● Dataset items
--------
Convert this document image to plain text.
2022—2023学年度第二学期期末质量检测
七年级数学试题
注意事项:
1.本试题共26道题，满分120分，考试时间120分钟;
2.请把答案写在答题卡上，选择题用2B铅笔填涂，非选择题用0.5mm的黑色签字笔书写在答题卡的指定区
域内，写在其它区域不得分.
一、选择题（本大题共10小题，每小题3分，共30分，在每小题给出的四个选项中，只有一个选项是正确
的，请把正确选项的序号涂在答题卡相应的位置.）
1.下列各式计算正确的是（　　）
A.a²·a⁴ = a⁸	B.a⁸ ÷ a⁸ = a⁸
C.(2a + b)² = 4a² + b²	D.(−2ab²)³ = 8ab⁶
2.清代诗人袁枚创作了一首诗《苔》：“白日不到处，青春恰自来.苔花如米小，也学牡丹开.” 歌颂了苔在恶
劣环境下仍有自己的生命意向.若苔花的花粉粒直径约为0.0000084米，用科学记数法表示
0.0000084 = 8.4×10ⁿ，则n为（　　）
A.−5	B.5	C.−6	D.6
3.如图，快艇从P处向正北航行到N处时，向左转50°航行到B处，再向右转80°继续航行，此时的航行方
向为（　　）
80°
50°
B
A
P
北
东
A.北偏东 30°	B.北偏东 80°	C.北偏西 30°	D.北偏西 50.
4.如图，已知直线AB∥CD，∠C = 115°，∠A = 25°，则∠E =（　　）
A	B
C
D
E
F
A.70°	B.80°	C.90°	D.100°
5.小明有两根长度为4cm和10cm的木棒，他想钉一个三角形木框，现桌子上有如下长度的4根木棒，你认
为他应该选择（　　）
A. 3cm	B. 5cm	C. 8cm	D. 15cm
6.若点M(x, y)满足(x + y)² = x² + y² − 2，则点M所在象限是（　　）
--------
● Exercise instructions
Output all of the data again, exactly.

● Result
Convert this document image to plain text.
2022—2023学年度第二学期期末质量检测
七年级数学试题
注意事项:
1.本试题共26道题，满分120分，考试时间120分钟;
2.请把答案写在答题卡上，选择题用2B铅笔填涂，非选择题用0.5mm的黑色签字笔书写在答题卡的指定区
域内，写在其它区域不得分.
一、选择题（本大题共10小题，每小题3分，共30分，在每小题给出的四个选项中，只有一个选项是正确
的，请把正确选项的序号涂在答题卡相应的位置.）
1.下列各式计算正确的是（　　）
A.a²·a⁴ = a⁸	B.a⁸ ÷ a⁸ = a⁸
C.(2a + b)² = 4a² + b²	D.(−2ab²)³ = 8ab⁶
2.清代诗人袁枚创作了一首诗《苔》：“白日不到处，青春恰自来.苔花如米小，也学牡丹开.” 歌颂了苔在恶
劣环境下仍有自己的生命意向.若苔花的花粉粒直径约为0.0000084米，用科学记数法表示
0.0000084 = 8.4×10ⁿ，则n为（　　）
A.−5	B.5	C.−6	D.6
3.如图，快艇从P处向正北航行到N处时，向左转50°航行到B处，再向右转80°继续航行，此时的航行方
向为（　　）
80°
50°
B
A
P
北
东
A.北偏东 30°	B.北偏东 80°	C.北偏西 30°	D.北偏西 50.
4.如图，已知直线AB∥CD，∠C = 115°，∠A = 25°，则∠E =（　　）
A	B
C
D
E
F
A.70°	B.80°	C.90°	D.100°
5.小明有两根长度为4cm和10cm的木棒，他想钉一个三角形木框，现桌子上有如下长度的4根木棒，你认
为他应该选择（　　）
A. 3cm	B. 5cm	C. 8cm	D. 15cm
6.若点M(x, y)满足(x + y)² = x² + y² − 2，则点M所在象限是（　　）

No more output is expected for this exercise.